_Objective:_ Find the number of lines in these records where the word "Attendance" appears. Reply with that number and nothing more.

[Records from a data source]
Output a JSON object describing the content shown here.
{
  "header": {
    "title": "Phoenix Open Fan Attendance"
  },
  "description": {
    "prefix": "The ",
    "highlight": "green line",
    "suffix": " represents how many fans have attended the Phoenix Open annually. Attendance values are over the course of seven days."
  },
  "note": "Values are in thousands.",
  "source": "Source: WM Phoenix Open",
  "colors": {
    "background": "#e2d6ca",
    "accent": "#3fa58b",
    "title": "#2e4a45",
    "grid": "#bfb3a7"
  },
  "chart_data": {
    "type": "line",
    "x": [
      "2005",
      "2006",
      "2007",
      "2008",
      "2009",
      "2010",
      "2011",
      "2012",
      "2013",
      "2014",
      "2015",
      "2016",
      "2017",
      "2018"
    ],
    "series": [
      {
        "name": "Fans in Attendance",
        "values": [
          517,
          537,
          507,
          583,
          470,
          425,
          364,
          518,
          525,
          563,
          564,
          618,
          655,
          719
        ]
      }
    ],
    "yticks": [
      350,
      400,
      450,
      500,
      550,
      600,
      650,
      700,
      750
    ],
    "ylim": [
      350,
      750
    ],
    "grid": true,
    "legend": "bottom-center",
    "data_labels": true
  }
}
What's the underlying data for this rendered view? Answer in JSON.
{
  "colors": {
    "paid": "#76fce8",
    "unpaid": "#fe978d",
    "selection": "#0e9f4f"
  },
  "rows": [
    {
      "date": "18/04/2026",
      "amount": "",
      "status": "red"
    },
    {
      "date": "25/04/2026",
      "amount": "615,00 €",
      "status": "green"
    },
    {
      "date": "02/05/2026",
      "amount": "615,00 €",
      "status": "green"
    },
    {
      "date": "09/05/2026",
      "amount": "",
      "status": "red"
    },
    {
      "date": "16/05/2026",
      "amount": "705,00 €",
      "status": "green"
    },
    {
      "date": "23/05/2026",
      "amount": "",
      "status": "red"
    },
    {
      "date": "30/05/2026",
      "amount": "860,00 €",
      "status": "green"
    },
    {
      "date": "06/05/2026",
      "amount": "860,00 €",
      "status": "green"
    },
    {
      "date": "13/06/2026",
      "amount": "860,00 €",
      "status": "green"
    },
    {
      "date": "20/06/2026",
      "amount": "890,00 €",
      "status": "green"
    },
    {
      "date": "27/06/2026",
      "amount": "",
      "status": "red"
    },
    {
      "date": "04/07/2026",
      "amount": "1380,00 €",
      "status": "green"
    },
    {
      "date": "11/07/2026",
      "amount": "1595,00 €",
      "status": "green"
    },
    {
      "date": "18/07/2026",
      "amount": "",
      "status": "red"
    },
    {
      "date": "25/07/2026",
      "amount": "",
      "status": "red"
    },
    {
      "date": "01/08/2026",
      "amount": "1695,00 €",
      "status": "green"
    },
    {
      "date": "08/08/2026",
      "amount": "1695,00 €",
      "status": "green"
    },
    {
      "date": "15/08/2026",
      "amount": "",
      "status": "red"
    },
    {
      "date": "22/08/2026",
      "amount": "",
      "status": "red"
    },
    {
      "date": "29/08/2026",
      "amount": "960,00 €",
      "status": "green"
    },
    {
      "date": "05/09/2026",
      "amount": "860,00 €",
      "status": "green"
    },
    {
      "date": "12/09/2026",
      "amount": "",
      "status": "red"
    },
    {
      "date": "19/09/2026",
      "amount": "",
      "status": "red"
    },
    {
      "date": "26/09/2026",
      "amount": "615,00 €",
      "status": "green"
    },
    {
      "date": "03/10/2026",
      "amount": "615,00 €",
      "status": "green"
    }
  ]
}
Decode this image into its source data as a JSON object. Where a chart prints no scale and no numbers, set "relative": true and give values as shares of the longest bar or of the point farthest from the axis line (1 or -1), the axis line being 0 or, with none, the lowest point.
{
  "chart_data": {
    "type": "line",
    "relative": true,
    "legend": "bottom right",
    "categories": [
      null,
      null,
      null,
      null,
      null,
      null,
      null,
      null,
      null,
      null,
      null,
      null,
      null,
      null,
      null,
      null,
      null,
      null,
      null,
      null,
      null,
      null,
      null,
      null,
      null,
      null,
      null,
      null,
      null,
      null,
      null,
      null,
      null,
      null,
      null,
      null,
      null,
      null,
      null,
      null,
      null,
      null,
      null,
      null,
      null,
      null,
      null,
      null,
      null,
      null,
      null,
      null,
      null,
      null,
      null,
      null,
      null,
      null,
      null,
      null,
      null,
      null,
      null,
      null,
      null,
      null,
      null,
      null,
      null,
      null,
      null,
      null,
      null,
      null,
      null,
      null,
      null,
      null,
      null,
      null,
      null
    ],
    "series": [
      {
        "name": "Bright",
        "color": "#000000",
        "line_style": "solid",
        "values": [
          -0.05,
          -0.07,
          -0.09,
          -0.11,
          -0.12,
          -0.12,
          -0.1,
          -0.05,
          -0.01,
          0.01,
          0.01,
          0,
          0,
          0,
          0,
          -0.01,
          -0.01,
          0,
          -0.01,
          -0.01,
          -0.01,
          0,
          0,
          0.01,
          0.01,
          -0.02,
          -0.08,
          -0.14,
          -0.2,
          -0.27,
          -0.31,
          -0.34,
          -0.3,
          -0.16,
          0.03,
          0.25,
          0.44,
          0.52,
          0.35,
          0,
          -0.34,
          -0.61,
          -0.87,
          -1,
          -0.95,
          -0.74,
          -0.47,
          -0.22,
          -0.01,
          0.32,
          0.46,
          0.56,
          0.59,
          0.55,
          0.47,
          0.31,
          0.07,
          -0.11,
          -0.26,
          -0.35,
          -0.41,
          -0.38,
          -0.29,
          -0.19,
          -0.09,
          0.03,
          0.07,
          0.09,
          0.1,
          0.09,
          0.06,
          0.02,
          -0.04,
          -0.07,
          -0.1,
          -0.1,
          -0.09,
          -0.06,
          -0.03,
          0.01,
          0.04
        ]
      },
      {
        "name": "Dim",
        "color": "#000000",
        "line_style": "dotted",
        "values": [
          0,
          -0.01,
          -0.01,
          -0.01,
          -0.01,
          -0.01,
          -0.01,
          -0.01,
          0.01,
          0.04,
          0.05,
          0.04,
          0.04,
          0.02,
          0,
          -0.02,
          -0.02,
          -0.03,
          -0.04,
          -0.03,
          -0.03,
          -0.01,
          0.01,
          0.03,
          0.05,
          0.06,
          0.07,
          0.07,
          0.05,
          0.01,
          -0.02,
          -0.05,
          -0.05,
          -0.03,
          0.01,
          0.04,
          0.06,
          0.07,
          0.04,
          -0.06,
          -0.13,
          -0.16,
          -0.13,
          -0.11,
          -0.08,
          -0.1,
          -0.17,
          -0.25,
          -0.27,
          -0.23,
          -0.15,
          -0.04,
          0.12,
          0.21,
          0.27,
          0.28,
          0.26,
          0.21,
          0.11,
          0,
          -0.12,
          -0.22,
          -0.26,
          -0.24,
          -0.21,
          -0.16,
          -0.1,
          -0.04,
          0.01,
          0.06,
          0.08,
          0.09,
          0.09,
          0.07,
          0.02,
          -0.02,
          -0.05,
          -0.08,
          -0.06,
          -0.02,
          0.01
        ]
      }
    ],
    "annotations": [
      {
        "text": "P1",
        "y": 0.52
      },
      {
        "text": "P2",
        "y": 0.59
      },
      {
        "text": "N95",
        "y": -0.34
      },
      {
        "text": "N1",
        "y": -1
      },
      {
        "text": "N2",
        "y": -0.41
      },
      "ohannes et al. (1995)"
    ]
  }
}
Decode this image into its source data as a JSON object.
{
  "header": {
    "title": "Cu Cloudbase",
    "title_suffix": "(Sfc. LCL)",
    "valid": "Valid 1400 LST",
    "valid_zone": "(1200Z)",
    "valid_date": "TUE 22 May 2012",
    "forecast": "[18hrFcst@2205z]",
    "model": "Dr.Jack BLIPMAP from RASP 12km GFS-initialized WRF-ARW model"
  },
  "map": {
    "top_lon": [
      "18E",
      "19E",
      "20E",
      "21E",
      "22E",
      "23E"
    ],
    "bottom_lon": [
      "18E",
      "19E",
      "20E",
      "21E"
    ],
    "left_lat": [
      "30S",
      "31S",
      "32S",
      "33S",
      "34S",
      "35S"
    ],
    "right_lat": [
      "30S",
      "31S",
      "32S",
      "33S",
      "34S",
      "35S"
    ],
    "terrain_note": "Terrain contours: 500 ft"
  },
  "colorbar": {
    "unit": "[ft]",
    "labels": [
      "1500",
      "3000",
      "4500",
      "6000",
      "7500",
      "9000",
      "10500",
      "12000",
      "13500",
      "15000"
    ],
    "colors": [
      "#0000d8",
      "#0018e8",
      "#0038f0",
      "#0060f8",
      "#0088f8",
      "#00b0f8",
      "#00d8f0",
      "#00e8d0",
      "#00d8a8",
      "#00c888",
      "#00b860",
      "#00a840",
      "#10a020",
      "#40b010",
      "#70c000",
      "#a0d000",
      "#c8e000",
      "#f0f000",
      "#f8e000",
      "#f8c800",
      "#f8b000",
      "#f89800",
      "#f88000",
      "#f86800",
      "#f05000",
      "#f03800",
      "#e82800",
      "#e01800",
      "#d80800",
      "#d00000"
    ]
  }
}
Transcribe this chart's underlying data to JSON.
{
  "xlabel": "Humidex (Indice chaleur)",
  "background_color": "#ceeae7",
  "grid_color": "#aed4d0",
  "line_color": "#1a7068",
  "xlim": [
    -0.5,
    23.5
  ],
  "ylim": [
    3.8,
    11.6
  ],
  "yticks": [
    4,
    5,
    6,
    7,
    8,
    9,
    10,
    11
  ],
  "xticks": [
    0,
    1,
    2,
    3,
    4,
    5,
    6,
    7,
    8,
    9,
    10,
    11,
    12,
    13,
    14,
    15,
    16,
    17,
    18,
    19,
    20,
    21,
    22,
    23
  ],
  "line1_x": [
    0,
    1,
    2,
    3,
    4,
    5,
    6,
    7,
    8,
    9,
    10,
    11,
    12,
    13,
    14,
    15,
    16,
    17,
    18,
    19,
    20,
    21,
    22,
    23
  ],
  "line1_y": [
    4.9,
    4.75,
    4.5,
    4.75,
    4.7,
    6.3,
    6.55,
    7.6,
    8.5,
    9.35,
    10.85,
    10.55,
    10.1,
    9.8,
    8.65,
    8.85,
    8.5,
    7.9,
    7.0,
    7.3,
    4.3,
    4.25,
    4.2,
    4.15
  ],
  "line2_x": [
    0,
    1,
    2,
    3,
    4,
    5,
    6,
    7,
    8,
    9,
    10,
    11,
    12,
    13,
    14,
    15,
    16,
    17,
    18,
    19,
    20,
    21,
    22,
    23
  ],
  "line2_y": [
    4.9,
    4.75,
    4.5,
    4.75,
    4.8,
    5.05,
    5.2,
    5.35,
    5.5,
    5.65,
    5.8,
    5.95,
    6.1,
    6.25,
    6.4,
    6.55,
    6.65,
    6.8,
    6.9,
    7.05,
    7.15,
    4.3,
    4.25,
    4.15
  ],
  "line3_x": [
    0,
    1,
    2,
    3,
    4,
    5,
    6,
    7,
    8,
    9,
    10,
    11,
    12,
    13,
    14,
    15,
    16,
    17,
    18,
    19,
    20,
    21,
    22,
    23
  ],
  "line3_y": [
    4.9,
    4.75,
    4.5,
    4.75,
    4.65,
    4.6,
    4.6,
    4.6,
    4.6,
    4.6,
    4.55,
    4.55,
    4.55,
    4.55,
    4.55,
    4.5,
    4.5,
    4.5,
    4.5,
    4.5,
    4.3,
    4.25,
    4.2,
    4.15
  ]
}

_Written response:_ 3